# TASK TO COMPLETE
Write out the whole listing, matching it exactly.
++++++++++
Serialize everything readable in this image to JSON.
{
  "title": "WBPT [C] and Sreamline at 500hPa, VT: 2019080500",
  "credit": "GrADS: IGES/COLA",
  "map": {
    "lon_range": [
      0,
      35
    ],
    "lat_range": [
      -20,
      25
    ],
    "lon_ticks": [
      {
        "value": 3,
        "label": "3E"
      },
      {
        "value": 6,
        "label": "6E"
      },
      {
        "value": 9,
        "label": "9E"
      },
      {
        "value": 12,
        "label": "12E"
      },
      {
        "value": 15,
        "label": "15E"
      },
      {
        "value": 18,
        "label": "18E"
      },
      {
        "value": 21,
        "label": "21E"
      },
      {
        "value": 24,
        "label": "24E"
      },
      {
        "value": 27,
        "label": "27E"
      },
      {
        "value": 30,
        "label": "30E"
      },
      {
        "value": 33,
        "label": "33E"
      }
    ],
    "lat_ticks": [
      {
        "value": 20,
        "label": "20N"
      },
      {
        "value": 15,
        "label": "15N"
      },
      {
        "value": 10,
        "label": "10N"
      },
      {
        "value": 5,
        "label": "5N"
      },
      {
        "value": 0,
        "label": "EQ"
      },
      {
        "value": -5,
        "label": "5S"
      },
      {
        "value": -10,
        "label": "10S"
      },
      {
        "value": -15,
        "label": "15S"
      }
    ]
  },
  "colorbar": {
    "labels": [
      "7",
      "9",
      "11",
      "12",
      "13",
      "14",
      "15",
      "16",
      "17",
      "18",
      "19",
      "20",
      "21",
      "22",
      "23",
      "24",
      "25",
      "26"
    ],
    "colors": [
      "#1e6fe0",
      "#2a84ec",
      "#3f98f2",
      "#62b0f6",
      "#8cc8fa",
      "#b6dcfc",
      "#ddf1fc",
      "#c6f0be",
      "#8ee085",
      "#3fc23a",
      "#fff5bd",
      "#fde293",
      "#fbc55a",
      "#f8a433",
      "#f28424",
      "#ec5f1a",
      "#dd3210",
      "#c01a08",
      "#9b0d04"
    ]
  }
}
++++++++++
# SOLVED PROBLEM
Serialize everything readable in this image to JSON.
{
  "title": "WBPT [C] and Sreamline at 500hPa, VT: 2019080500",
  "credit": "GrADS: IGES/COLA",
  "map": {
    "lon_range": [
      0,
      35
    ],
    "lat_range": [
      -20,
      25
    ],
    "lon_ticks": [
      {
        "value": 3,
        "label": "3E"
      },
      {
        "value": 6,
        "label": "6E"
      },
      {
        "value": 9,
        "label": "9E"
      },
      {
        "value": 12,
        "label": "12E"
      },
      {
        "value": 15,
        "label": "15E"
      },
      {
        "value": 18,
        "label": "18E"
      },
      {
        "value": 21,
        "label": "21E"
      },
      {
        "value": 24,
        "label": "24E"
      },
      {
        "value": 27,
        "label": "27E"
      },
      {
        "value": 30,
        "label": "30E"
      },
      {
        "value": 33,
        "label": "33E"
      }
    ],
    "lat_ticks": [
      {
        "value": 20,
        "label": "20N"
      },
      {
        "value": 15,
        "label": "15N"
      },
      {
        "value": 10,
        "label": "10N"
      },
      {
        "value": 5,
        "label": "5N"
      },
      {
        "value": 0,
        "label": "EQ"
      },
      {
        "value": -5,
        "label": "5S"
      },
      {
        "value": -10,
        "label": "10S"
      },
      {
        "value": -15,
        "label": "15S"
      }
    ]
  },
  "colorbar": {
    "labels": [
      "7",
      "9",
      "11",
      "12",
      "13",
      "14",
      "15",
      "16",
      "17",
      "18",
      "19",
      "20",
      "21",
      "22",
      "23",
      "24",
      "25",
      "26"
    ],
    "colors": [
      "#1e6fe0",
      "#2a84ec",
      "#3f98f2",
      "#62b0f6",
      "#8cc8fa",
      "#b6dcfc",
      "#ddf1fc",
      "#c6f0be",
      "#8ee085",
      "#3fc23a",
      "#fff5bd",
      "#fde293",
      "#fbc55a",
      "#f8a433",
      "#f28424",
      "#ec5f1a",
      "#dd3210",
      "#c01a08",
      "#9b0d04"
    ]
  }
}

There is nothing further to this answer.